- **Exercise**:
From the listing, collect all lines containing the word "JSON".

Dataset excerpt
########################################

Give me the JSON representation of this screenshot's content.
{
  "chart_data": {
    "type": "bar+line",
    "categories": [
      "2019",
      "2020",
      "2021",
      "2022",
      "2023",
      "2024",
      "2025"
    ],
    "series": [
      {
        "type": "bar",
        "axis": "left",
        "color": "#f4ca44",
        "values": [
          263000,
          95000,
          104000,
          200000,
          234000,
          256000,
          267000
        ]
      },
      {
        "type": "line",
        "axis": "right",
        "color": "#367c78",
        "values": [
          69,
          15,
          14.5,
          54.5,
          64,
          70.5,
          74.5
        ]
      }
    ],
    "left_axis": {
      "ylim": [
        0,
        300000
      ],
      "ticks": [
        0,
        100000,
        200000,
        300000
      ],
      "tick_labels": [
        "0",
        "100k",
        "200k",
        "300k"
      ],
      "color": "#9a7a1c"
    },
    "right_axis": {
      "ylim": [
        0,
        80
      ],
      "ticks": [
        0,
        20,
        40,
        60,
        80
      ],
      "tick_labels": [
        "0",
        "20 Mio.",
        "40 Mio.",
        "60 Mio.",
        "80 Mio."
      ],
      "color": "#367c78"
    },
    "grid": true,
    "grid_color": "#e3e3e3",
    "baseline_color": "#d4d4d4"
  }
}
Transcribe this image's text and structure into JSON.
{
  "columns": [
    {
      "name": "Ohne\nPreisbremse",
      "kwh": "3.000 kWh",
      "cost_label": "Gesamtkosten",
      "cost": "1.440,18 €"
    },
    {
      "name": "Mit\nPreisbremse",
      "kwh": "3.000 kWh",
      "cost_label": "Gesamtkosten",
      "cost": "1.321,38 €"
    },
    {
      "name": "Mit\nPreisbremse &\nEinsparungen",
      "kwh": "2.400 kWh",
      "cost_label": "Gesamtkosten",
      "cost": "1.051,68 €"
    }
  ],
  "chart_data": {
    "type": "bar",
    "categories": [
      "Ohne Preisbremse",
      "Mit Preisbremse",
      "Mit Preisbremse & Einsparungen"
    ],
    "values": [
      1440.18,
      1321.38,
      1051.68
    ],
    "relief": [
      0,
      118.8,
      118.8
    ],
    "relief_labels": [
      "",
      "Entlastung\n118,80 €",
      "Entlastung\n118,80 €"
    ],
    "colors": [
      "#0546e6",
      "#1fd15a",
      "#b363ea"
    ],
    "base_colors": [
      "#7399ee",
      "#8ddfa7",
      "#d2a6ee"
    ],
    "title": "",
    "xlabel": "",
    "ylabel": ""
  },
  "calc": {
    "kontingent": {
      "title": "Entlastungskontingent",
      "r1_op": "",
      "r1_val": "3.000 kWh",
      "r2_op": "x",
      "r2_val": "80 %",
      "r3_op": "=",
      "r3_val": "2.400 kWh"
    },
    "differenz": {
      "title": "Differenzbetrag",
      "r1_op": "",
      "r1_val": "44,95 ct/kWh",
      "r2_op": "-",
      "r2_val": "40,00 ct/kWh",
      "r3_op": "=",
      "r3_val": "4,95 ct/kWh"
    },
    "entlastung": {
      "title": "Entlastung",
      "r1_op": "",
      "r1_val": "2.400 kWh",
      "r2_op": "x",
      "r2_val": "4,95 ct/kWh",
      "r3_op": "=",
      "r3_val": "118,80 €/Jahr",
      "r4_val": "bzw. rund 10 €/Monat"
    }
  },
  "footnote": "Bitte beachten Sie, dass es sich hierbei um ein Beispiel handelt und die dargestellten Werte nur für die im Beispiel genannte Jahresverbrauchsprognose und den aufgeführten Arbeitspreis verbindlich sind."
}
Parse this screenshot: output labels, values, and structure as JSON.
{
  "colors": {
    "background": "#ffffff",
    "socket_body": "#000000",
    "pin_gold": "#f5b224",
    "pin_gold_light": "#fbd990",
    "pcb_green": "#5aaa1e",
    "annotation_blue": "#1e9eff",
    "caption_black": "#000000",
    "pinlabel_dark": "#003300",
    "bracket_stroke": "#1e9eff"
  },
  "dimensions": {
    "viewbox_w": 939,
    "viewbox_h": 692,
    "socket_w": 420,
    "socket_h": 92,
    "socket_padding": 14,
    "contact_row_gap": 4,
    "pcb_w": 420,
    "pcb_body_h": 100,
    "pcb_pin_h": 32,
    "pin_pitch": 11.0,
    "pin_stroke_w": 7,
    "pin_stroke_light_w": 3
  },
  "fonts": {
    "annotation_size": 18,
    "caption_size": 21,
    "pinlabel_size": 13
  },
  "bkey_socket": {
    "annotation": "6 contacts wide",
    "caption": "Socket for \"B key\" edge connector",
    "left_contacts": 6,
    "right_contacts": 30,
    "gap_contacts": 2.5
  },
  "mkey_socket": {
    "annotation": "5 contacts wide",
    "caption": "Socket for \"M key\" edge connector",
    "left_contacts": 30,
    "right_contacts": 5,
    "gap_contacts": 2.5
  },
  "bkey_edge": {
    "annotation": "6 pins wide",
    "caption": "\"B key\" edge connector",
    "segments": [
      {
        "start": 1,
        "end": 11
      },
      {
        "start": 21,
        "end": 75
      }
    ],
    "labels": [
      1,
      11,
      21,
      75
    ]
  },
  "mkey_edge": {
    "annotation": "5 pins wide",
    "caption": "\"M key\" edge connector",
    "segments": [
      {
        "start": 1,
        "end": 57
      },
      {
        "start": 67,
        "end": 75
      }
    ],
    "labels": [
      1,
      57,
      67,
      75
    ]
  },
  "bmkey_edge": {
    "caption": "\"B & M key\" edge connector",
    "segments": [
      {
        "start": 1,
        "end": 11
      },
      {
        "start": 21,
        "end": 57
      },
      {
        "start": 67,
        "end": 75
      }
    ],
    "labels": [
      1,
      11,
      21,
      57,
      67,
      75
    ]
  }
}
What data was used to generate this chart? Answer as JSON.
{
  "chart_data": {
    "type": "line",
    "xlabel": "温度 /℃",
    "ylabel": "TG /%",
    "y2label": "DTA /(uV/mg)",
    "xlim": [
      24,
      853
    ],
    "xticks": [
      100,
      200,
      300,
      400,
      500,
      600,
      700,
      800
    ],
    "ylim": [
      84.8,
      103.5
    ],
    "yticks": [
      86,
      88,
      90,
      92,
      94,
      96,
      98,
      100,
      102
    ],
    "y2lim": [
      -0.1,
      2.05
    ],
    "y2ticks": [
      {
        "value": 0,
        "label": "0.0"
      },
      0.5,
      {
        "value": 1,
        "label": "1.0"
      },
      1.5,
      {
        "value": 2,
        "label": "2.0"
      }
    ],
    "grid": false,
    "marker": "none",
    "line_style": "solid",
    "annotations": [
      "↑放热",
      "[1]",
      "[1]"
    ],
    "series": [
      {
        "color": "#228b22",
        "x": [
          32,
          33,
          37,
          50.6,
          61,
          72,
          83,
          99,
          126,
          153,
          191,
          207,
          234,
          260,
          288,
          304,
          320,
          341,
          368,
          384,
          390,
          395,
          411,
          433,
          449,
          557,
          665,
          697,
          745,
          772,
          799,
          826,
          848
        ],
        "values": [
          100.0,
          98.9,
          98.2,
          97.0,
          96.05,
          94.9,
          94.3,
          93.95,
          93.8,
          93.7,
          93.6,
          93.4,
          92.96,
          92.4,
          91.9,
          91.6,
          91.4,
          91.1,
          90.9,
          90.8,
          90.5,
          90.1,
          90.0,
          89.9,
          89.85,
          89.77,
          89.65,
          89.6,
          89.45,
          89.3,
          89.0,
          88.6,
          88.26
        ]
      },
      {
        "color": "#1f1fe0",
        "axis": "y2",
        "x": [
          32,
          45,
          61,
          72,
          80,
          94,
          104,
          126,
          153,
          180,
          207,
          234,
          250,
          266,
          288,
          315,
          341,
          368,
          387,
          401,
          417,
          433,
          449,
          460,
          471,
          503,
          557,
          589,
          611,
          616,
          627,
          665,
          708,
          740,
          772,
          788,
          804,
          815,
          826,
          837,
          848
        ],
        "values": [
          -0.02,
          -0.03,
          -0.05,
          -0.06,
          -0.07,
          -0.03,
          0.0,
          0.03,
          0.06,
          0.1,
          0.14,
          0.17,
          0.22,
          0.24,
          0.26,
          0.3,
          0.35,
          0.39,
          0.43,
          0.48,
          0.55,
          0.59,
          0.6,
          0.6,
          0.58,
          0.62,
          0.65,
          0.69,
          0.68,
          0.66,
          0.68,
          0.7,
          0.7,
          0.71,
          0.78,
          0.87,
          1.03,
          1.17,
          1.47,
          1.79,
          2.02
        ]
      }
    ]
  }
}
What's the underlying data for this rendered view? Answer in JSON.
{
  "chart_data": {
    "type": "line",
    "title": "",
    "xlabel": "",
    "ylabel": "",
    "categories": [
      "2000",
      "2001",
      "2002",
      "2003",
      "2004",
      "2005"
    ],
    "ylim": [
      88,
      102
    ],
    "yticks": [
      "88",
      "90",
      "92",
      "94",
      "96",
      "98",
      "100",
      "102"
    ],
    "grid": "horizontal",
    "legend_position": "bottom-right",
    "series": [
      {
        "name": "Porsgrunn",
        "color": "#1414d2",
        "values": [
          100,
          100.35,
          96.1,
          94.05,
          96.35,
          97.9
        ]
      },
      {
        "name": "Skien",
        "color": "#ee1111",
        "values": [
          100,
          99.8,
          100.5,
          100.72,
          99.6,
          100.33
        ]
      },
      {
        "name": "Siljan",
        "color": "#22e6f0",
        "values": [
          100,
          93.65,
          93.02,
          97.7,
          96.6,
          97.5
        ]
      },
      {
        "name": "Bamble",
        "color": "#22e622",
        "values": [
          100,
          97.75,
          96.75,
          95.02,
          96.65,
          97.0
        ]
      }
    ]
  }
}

########################################

- **Full response**:
Give me the JSON representation of this screenshot's content.
Transcribe this image's text and structure into JSON.
Parse this screenshot: output labels, values, and structure as JSON.
What data was used to generate this chart? Answer as JSON.
What's the underlying data for this rendered view? Answer in JSON.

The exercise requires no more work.